>> begin DATA SHOWN
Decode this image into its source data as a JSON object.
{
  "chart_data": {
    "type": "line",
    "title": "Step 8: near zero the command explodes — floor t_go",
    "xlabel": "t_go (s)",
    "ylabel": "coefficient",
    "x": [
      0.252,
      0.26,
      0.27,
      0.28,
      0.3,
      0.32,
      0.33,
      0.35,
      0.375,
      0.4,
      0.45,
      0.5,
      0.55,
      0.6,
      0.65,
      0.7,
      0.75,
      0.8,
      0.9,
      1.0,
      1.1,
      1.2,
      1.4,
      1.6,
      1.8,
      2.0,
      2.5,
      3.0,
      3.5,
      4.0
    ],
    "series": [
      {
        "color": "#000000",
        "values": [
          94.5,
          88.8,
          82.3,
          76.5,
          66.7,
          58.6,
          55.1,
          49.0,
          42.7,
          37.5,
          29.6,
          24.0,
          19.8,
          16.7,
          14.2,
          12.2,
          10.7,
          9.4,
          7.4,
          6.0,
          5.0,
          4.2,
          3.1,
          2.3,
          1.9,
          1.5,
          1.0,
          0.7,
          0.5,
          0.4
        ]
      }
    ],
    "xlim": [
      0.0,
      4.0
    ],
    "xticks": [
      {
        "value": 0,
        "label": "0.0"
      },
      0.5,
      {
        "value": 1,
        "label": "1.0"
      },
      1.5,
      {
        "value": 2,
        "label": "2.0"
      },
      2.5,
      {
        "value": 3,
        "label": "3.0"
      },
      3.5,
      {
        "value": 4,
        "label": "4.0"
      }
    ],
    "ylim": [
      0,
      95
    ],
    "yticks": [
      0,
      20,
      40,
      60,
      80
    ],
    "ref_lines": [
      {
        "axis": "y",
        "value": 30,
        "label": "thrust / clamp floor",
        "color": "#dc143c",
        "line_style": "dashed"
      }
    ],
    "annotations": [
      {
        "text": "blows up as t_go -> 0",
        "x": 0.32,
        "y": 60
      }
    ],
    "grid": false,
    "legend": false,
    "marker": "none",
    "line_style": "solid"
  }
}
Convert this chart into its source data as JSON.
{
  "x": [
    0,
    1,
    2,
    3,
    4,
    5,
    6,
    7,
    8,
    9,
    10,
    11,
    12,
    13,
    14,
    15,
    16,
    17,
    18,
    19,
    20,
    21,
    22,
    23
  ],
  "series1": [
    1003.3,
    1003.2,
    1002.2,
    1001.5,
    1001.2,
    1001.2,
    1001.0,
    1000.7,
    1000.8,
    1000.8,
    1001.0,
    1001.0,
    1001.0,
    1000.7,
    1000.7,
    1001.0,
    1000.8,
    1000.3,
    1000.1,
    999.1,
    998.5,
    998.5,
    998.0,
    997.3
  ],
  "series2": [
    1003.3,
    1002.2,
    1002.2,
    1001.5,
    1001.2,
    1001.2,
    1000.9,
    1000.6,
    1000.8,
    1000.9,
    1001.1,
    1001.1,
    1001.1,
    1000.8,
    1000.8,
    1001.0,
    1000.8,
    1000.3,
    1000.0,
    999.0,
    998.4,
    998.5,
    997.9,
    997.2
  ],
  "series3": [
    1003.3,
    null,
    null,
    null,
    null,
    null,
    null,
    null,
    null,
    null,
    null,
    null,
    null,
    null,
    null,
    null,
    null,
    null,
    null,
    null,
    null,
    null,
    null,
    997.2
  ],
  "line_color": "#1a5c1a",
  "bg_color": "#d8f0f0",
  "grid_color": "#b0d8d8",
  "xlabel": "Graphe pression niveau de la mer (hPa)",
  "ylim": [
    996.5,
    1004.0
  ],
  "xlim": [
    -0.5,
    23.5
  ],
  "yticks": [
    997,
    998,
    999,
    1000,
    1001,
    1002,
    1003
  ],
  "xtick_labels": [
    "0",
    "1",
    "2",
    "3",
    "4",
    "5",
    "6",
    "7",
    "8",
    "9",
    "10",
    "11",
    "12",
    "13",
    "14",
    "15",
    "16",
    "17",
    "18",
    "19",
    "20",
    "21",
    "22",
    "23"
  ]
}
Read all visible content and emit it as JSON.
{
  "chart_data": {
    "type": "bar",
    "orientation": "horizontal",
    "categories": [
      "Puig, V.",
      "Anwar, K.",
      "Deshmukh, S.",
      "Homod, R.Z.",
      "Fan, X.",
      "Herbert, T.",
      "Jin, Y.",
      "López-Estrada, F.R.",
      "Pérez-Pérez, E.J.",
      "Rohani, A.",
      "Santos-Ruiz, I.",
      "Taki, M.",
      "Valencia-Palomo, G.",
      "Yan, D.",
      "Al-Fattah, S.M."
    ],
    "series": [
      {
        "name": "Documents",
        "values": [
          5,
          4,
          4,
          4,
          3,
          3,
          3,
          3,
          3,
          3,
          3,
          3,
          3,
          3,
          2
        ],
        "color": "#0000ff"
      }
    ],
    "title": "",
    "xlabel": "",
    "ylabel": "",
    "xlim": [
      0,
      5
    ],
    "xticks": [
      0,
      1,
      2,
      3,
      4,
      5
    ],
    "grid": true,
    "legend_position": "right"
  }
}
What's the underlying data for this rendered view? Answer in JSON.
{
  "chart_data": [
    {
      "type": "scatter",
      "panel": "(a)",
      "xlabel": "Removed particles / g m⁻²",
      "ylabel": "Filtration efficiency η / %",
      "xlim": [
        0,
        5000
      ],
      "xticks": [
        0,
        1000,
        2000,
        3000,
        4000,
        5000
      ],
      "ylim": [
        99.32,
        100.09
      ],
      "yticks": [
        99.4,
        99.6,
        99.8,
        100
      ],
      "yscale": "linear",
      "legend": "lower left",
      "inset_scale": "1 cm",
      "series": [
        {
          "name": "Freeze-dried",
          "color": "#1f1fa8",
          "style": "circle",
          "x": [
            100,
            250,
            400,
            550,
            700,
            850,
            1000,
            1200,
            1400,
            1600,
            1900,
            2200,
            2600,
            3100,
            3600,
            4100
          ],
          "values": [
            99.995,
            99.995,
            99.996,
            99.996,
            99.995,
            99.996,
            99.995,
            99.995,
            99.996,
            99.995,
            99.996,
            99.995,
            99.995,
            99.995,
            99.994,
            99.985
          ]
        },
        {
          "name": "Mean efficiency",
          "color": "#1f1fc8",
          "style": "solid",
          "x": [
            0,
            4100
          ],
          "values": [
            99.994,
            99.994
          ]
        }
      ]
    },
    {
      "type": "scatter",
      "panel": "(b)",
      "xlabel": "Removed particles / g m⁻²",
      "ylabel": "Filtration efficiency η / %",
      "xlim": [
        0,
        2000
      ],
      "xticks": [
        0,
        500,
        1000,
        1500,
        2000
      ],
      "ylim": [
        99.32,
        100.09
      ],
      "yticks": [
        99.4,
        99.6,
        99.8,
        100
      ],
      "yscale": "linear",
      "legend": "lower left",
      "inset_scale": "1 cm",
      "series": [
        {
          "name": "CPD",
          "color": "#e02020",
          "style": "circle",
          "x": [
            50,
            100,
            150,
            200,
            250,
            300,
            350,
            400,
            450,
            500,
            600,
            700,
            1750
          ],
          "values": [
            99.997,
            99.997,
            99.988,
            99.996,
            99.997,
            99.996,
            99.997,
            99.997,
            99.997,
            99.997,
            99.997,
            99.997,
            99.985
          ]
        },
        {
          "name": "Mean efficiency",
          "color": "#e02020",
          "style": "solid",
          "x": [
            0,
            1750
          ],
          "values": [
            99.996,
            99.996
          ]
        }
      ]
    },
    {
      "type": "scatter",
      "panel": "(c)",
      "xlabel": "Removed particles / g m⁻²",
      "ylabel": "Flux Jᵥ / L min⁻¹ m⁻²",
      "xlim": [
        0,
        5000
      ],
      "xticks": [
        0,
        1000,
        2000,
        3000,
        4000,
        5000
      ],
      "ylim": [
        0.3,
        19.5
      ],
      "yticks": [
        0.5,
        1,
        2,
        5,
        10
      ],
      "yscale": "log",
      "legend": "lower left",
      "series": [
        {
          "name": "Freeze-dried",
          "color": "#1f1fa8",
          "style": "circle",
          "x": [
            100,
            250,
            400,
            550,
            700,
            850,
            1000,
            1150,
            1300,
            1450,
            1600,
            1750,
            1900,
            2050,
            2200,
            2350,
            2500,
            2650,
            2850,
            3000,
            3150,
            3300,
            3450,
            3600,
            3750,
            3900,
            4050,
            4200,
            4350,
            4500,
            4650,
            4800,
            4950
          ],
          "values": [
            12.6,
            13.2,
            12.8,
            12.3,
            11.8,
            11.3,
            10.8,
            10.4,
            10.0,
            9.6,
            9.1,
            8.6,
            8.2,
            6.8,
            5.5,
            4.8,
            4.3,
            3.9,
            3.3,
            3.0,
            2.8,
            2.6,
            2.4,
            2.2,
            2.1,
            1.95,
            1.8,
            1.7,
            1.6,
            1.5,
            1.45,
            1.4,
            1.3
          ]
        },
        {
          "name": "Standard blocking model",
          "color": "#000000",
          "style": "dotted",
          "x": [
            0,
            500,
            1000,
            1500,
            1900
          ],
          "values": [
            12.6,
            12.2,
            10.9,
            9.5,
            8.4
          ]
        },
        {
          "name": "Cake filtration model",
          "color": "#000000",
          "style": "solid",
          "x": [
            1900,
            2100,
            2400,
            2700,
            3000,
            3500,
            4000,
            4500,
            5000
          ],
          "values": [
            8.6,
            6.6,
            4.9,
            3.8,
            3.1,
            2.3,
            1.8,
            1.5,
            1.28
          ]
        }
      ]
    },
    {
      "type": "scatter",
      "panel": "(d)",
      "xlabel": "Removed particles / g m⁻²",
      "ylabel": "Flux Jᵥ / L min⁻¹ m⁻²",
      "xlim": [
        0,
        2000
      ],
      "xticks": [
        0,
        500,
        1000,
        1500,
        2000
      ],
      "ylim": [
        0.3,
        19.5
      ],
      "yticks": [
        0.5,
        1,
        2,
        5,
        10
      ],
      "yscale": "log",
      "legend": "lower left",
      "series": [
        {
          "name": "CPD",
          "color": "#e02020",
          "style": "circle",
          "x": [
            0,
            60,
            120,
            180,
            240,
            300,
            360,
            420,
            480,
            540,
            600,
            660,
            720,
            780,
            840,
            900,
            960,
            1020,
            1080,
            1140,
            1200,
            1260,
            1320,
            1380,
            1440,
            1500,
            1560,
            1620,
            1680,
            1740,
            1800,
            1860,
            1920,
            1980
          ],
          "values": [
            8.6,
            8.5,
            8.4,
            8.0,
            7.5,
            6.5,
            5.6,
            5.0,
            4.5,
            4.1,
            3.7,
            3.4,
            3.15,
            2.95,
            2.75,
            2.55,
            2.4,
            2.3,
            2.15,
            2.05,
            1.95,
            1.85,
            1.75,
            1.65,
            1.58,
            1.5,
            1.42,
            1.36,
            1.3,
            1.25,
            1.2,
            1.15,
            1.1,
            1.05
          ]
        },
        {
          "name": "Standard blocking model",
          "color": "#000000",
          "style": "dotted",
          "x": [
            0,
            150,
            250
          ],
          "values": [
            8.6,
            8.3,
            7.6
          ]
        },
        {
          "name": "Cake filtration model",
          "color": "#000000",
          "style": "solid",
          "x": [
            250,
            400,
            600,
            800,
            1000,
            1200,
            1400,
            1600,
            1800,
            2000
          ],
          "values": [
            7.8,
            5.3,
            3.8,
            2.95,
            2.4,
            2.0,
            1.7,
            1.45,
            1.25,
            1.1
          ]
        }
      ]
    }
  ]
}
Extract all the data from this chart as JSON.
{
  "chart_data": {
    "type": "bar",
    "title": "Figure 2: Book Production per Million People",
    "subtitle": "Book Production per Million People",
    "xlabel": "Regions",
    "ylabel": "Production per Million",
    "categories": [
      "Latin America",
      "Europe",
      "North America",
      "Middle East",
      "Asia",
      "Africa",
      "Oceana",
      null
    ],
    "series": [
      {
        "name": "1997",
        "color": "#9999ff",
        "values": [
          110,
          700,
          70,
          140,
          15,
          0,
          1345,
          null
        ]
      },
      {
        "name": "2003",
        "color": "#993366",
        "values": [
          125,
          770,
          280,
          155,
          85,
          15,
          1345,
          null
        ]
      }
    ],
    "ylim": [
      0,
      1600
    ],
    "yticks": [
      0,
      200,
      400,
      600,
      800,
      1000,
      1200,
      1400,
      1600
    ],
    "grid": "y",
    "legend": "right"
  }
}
>> end DATA SHOWN
Return, unchanged, each line from the line containing "Extract all the data from this chart as JSON." through the last line of the material.

FINAL RESULT
Extract all the data from this chart as JSON.
{
  "chart_data": {
    "type": "bar",
    "title": "Figure 2: Book Production per Million People",
    "subtitle": "Book Production per Million People",
    "xlabel": "Regions",
    "ylabel": "Production per Million",
    "categories": [
      "Latin America",
      "Europe",
      "North America",
      "Middle East",
      "Asia",
      "Africa",
      "Oceana",
      null
    ],
    "series": [
      {
        "name": "1997",
        "color": "#9999ff",
        "values": [
          110,
          700,
          70,
          140,
          15,
          0,
          1345,
          null
        ]
      },
      {
        "name": "2003",
        "color": "#993366",
        "values": [
          125,
          770,
          280,
          155,
          85,
          15,
          1345,
          null
        ]
      }
    ],
    "ylim": [
      0,
      1600
    ],
    "yticks": [
      0,
      200,
      400,
      600,
      800,
      1000,
      1200,
      1400,
      1600
    ],
    "grid": "y",
    "legend": "right"
  }
}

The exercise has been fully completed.